● DOKUMEN SUMBER
- - -
Boko Haram dan Kekerasan di Nigeria

ROBERT ADHI KSP

SERANGAN simultan Boko Haram ke berbagai kota di Nigeria beberapa tahun terakhir ini mencerminkan kegagalan pemerintahan Nigeria pimpinan Presiden Goodluck Ebele Azikiwe Jonathan melepaskan negeri itu dari kekacauan. Amnesti Internasional menyatakan, ratusan ribu warga sipil di Nigeria kini dalam bahaya.

Boko Haram, kelompok militan yang dicap sebagai organisasi teroris oleh Dewan Keamanan Perserikatan Bangsa-Bangsa, menyerang Maiduguri, salah satu kota penting di Nigeria, Minggu (25/1).

Maiduguri adalah ibu kota Negara Bagian Borno. Kota itu menjadi pusat kendali operasi militer untuk menghadapi kelompok militan di tiga negara bagian, yaitu Adamawa, Borno, dan Yobe di timur laut Nigeria. Operasi militer dilancarkan menyusul pengumuman negara dalam keadaan darurat oleh Presiden Nigeria pada Mei 2013 selama enam bulan dan diperpanjang lagi pada 15 November untuk enam bulan berikutnya. Namun, yang terjadi, kekerasan semakin menjadi-jadi. Ironisnya, pada Januari 2015, kota Maiduguri jatuh ke tangan Boko Haram.
- - -
● DAFTAR DATA
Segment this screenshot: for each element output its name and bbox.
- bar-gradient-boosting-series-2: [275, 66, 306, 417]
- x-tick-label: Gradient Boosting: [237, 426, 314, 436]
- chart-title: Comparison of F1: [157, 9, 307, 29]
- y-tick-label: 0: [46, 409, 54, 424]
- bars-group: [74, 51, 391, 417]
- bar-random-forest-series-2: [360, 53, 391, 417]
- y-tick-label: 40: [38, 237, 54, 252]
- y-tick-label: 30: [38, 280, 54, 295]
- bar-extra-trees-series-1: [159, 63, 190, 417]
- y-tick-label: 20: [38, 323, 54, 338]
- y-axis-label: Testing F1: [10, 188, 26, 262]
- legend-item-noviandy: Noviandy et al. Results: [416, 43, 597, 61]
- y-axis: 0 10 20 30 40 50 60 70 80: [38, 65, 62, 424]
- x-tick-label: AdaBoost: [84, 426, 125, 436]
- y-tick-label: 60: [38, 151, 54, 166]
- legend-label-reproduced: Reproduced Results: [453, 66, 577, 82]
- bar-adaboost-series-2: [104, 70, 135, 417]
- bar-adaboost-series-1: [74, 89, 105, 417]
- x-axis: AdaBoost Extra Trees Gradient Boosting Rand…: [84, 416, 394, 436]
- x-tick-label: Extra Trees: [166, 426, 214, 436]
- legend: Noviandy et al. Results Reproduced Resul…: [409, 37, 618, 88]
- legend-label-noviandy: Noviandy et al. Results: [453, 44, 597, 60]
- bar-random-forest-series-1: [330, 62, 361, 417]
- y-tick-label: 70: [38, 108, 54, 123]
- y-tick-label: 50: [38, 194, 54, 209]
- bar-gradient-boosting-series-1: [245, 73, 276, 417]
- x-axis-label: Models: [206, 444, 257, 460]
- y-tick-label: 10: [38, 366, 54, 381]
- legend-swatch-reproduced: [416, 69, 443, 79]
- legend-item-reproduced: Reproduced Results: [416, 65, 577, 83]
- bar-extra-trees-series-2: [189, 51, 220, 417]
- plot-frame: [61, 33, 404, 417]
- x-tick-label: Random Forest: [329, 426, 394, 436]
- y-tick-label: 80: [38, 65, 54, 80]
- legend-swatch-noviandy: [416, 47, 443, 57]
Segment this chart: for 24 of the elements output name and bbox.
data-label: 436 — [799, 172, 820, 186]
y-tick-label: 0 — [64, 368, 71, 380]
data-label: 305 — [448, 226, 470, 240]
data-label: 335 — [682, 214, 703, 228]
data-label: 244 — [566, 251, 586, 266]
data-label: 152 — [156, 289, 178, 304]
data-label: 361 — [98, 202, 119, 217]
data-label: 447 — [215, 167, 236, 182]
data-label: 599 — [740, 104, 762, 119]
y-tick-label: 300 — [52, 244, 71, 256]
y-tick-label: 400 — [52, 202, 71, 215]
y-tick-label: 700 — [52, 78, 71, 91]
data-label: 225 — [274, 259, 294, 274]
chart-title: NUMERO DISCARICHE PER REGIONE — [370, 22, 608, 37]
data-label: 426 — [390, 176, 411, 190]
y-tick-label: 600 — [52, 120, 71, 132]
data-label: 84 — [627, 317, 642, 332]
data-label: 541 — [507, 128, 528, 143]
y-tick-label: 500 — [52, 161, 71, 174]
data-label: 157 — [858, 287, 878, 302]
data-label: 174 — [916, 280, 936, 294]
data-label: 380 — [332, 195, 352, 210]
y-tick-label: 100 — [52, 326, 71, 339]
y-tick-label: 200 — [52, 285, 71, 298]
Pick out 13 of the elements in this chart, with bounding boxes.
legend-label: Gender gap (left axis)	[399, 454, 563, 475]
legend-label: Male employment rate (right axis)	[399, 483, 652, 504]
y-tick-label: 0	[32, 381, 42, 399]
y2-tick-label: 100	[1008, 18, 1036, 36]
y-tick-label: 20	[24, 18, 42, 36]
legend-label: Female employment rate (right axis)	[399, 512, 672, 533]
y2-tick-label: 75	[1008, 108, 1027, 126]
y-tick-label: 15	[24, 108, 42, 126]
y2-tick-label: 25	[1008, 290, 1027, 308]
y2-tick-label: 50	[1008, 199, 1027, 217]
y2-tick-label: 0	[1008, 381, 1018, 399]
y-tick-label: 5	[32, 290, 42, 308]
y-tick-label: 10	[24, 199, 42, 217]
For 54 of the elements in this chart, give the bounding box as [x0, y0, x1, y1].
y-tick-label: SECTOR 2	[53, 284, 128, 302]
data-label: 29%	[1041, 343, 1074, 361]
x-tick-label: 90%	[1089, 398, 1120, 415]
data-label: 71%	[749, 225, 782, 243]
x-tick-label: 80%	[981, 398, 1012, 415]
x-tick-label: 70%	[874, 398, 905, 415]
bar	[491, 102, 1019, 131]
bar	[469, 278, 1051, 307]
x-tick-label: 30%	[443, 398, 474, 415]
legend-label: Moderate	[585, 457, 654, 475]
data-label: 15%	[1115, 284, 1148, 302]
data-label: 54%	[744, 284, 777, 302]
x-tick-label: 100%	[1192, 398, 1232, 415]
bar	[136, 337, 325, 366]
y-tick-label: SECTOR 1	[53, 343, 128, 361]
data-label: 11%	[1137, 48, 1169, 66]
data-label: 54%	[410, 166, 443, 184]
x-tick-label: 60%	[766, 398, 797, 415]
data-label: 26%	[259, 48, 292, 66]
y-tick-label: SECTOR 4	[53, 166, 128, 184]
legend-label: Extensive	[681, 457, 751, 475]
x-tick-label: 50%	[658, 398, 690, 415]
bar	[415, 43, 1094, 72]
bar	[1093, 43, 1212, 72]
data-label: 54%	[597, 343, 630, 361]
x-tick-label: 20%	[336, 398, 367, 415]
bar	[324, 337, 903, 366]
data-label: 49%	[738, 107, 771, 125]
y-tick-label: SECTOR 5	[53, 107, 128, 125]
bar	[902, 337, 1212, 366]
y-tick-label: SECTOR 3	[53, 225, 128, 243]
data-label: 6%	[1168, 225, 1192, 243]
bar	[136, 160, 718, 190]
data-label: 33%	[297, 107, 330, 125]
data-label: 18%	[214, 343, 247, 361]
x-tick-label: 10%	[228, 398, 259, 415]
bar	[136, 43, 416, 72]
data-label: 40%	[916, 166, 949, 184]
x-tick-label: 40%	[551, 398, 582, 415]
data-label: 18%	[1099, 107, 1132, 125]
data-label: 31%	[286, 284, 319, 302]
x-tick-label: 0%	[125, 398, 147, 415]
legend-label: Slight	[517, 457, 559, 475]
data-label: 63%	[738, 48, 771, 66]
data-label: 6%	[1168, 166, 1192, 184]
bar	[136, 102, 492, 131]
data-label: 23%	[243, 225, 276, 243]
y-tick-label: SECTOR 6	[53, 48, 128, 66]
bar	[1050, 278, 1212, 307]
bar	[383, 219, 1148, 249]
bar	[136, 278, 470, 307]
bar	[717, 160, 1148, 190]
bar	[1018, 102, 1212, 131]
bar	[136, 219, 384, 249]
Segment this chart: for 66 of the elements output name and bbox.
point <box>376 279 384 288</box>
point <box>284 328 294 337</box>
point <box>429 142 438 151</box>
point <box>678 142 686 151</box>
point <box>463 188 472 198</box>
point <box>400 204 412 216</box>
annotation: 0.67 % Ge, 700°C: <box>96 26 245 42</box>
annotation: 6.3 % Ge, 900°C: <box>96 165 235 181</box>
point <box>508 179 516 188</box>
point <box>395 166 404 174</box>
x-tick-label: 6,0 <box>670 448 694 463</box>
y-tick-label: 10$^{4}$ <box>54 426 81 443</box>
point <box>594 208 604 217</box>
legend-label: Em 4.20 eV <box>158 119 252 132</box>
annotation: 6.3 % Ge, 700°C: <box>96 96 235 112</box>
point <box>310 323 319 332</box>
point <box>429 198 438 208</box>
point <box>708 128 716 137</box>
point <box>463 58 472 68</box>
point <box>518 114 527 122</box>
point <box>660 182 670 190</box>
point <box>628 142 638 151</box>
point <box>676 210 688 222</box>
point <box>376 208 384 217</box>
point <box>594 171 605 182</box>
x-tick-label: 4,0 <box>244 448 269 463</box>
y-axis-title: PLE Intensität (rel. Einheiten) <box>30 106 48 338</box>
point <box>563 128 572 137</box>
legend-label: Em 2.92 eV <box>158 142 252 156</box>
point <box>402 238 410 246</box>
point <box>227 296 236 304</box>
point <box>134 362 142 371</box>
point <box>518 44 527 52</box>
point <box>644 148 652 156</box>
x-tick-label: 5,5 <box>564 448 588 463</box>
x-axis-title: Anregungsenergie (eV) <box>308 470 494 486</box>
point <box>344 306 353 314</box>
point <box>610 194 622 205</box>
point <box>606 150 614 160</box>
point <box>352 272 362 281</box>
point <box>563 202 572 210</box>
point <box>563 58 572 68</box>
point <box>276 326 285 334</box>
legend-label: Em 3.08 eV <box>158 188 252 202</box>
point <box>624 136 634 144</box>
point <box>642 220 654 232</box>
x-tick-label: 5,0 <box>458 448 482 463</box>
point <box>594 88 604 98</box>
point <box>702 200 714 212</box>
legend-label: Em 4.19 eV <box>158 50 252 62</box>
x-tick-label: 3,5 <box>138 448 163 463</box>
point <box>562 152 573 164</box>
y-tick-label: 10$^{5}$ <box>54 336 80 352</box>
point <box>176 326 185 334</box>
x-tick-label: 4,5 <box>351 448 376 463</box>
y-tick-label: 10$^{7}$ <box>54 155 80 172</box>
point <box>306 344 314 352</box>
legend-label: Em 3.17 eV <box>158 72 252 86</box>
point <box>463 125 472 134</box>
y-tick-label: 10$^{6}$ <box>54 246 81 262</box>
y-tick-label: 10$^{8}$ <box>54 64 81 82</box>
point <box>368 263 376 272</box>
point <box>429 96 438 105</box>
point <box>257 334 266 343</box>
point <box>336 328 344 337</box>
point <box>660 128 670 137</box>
- - -
● TUGAS LATIHAN 1
Sebutkan semua negara bagian Nigeria yang disebut dalam artikel tentang Boko Haram.
● TUGAS LATIHAN 2
Salin tanpa perubahan baris-baris data, mulai dari awal data sampai baris yang memuat "- bar-gradient-boosting-series-1: [245, 73, 276, 417]". Kedua batas ikut disalin.

● JAWABAN YANG DIHARAPKAN 1
Adamawa, Borno, dan Yobe.

● JAWABAN YANG DIHARAPKAN 2
Segment this screenshot: for each element output its name and bbox.
- bar-gradient-boosting-series-2: [275, 66, 306, 417]
- x-tick-label: Gradient Boosting: [237, 426, 314, 436]
- chart-title: Comparison of F1: [157, 9, 307, 29]
- y-tick-label: 0: [46, 409, 54, 424]
- bars-group: [74, 51, 391, 417]
- bar-random-forest-series-2: [360, 53, 391, 417]
- y-tick-label: 40: [38, 237, 54, 252]
- y-tick-label: 30: [38, 280, 54, 295]
- bar-extra-trees-series-1: [159, 63, 190, 417]
- y-tick-label: 20: [38, 323, 54, 338]
- y-axis-label: Testing F1: [10, 188, 26, 262]
- legend-item-noviandy: Noviandy et al. Results: [416, 43, 597, 61]
- y-axis: 0 10 20 30 40 50 60 70 80: [38, 65, 62, 424]
- x-tick-label: AdaBoost: [84, 426, 125, 436]
- y-tick-label: 60: [38, 151, 54, 166]
- legend-label-reproduced: Reproduced Results: [453, 66, 577, 82]
- bar-adaboost-series-2: [104, 70, 135, 417]
- bar-adaboost-series-1: [74, 89, 105, 417]
- x-axis: AdaBoost Extra Trees Gradient Boosting Rand…: [84, 416, 394, 436]
- x-tick-label: Extra Trees: [166, 426, 214, 436]
- legend: Noviandy et al. Results Reproduced Resul…: [409, 37, 618, 88]
- legend-label-noviandy: Noviandy et al. Results: [453, 44, 597, 60]
- bar-random-forest-series-1: [330, 62, 361, 417]
- y-tick-label: 70: [38, 108, 54, 123]
- y-tick-label: 50: [38, 194, 54, 209]
- bar-gradient-boosting-series-1: [245, 73, 276, 417]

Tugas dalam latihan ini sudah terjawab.